(Material supplied Opens)

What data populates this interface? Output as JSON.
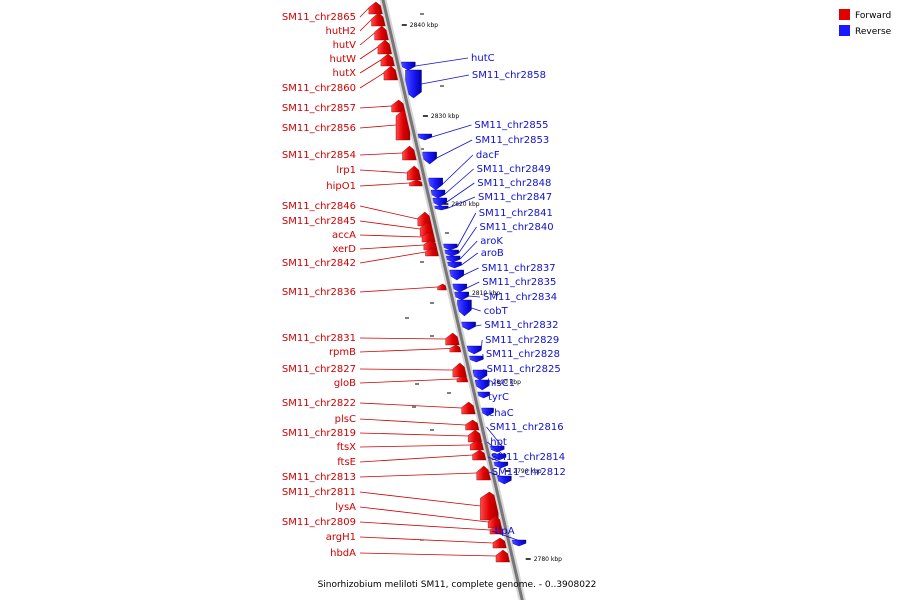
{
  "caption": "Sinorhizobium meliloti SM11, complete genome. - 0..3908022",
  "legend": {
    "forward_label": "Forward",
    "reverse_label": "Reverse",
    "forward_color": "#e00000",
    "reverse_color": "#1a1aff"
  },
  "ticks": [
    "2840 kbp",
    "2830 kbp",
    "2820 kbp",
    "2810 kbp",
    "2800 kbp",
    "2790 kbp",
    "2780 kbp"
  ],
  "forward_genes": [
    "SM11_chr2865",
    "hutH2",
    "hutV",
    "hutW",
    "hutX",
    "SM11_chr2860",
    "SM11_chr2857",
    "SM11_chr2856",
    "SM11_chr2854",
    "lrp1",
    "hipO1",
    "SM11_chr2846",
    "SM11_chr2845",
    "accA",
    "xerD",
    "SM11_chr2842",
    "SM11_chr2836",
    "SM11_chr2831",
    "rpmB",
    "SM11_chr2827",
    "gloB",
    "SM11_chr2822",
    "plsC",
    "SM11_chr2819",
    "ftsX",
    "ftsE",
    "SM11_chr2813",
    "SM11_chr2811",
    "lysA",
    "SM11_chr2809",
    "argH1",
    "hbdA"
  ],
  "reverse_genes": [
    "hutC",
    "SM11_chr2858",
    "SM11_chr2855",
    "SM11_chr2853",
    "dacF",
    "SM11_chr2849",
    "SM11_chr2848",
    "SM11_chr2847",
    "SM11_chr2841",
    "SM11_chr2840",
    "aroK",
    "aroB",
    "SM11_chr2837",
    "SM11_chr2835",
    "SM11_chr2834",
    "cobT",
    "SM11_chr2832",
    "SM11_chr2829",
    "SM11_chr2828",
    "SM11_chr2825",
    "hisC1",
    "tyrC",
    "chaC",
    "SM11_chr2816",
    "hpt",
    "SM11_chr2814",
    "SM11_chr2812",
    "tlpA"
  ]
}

(Material supplied Closes)
(Material supplied Opens)

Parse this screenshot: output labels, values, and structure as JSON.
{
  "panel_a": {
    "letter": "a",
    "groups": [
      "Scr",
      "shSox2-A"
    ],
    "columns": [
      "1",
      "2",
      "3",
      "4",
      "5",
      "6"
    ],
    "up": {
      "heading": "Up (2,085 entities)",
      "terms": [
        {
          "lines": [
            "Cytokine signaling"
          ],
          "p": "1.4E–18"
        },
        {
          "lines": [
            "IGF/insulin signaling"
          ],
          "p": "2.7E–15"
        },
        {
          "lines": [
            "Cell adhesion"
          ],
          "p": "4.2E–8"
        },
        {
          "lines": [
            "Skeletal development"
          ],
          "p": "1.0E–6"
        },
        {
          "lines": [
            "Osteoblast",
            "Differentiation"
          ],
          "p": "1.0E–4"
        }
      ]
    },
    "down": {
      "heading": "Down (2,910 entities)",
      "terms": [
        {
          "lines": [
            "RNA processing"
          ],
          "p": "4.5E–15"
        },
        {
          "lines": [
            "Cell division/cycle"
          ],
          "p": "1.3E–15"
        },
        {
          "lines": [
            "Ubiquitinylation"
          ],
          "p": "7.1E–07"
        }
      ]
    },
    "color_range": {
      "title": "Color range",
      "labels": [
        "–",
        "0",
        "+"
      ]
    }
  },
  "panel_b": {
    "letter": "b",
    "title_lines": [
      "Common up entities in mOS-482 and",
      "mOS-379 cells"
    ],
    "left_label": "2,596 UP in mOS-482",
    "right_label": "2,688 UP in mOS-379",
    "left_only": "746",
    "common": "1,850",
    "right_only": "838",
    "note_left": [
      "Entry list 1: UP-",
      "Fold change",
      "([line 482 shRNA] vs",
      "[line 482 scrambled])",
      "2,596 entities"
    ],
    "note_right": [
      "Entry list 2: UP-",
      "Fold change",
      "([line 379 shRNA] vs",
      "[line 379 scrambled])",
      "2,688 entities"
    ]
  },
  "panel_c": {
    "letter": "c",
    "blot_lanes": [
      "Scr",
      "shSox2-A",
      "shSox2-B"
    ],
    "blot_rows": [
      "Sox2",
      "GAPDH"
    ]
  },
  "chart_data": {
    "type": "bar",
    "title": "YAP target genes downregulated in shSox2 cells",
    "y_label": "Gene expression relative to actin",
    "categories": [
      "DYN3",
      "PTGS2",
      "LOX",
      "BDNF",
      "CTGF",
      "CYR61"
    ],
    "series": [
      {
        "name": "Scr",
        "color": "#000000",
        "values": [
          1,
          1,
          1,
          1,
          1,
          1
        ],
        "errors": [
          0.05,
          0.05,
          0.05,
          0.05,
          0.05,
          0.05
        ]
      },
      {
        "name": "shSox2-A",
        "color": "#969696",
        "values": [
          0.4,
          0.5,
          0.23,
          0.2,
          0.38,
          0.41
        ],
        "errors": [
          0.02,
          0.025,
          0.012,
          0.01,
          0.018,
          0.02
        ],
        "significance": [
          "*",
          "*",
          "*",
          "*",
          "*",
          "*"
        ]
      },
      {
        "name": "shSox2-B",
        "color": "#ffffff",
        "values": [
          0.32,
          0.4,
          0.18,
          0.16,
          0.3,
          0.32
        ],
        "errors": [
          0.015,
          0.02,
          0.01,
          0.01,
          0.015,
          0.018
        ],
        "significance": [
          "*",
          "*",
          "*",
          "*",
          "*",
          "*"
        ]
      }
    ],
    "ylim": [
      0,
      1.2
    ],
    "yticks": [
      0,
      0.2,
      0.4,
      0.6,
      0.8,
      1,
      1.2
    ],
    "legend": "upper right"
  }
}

(Material supplied Closes)
(Material supplied Opens)

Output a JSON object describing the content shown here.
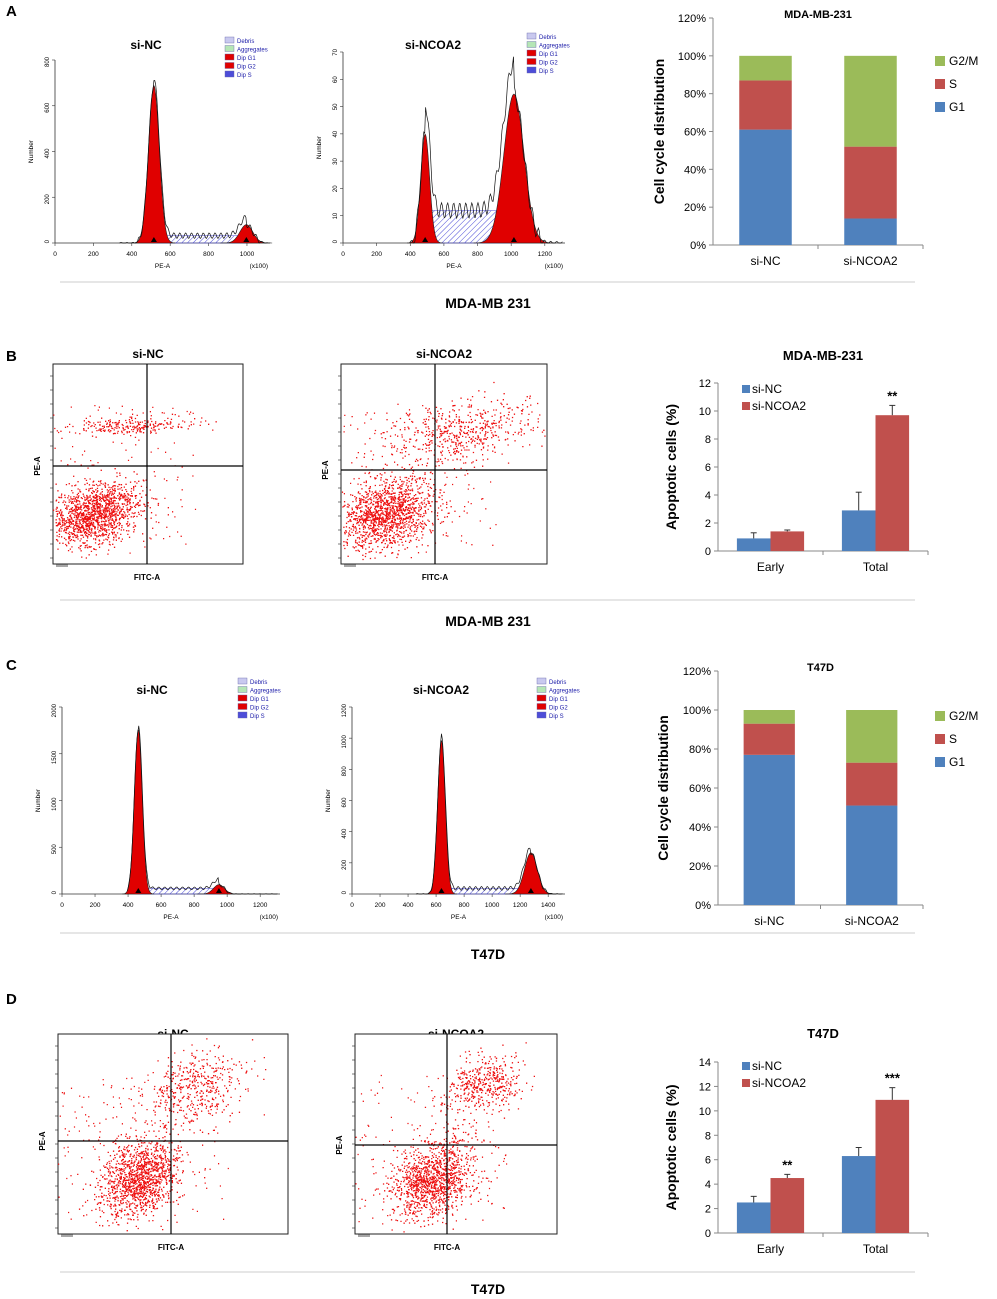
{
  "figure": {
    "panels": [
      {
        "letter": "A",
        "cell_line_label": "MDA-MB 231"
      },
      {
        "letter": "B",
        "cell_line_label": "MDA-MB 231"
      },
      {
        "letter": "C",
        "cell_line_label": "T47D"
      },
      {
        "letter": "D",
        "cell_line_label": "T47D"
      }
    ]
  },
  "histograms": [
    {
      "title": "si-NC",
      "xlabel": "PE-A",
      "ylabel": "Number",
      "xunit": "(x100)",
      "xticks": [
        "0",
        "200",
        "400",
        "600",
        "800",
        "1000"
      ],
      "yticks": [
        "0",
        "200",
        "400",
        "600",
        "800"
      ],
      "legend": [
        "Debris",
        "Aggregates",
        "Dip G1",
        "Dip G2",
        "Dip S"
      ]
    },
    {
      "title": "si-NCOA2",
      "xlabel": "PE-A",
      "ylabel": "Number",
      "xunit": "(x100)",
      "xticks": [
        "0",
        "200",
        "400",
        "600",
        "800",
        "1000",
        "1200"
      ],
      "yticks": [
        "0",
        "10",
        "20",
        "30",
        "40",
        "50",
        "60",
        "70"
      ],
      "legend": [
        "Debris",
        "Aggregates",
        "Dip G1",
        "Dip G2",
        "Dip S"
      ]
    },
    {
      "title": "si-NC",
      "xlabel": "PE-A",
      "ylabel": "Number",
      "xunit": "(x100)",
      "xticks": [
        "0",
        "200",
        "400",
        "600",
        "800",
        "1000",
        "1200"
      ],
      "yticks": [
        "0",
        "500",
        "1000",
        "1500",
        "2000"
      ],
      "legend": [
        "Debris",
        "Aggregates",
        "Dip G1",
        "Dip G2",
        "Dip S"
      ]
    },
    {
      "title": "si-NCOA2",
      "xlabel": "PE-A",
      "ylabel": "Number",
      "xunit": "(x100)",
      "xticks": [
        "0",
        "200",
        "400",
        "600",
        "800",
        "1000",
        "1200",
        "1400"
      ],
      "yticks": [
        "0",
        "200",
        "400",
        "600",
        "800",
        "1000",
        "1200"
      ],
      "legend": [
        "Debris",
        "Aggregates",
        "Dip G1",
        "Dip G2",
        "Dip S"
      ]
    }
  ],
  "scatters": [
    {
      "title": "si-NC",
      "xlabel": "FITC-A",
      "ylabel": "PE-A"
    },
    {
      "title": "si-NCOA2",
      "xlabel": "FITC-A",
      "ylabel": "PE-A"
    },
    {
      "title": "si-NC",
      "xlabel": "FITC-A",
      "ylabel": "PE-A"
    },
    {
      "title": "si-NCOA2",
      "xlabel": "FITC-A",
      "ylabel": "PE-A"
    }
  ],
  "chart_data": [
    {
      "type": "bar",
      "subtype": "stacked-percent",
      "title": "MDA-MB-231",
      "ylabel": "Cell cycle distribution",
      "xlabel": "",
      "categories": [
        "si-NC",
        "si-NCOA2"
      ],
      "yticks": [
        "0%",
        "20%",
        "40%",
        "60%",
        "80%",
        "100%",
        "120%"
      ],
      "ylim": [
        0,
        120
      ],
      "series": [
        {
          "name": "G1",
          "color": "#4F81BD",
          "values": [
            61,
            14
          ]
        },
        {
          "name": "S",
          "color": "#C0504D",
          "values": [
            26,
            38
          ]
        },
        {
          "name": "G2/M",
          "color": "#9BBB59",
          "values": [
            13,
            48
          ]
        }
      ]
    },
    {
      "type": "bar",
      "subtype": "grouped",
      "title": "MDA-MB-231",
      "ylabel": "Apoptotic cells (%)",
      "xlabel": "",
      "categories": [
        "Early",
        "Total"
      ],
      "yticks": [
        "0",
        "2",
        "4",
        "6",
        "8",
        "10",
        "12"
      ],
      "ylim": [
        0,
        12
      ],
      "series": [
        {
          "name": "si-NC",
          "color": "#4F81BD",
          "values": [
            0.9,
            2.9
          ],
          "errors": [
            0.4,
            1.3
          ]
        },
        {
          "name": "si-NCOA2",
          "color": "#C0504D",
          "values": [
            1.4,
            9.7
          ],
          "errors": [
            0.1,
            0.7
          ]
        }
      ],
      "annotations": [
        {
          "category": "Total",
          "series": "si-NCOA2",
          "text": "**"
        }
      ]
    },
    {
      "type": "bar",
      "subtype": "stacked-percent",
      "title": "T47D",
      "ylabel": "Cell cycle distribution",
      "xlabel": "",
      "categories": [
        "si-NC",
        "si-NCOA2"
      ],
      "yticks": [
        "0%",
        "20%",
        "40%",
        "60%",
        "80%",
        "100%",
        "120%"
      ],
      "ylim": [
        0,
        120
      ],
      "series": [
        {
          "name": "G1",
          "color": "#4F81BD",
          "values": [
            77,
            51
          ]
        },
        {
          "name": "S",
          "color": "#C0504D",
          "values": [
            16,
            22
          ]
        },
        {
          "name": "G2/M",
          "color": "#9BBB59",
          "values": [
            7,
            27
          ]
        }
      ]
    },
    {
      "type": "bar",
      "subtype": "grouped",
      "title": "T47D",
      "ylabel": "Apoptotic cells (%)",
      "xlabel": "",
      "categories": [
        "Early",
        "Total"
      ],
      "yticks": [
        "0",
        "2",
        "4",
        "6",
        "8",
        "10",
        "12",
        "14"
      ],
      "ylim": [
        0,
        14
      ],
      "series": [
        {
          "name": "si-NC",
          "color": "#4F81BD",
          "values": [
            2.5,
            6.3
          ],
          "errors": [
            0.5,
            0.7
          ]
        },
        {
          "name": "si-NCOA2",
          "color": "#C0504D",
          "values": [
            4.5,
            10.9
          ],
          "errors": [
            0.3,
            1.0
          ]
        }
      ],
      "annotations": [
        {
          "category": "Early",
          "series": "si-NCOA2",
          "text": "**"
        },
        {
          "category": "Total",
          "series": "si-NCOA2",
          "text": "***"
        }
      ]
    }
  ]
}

(Material supplied Closes)

Look through the entries above and find each line where the word "heading" occurs; copy those lines.

- Result -
      "heading": "Up (2,085 entities)",
      "heading": "Down (2,910 entities)",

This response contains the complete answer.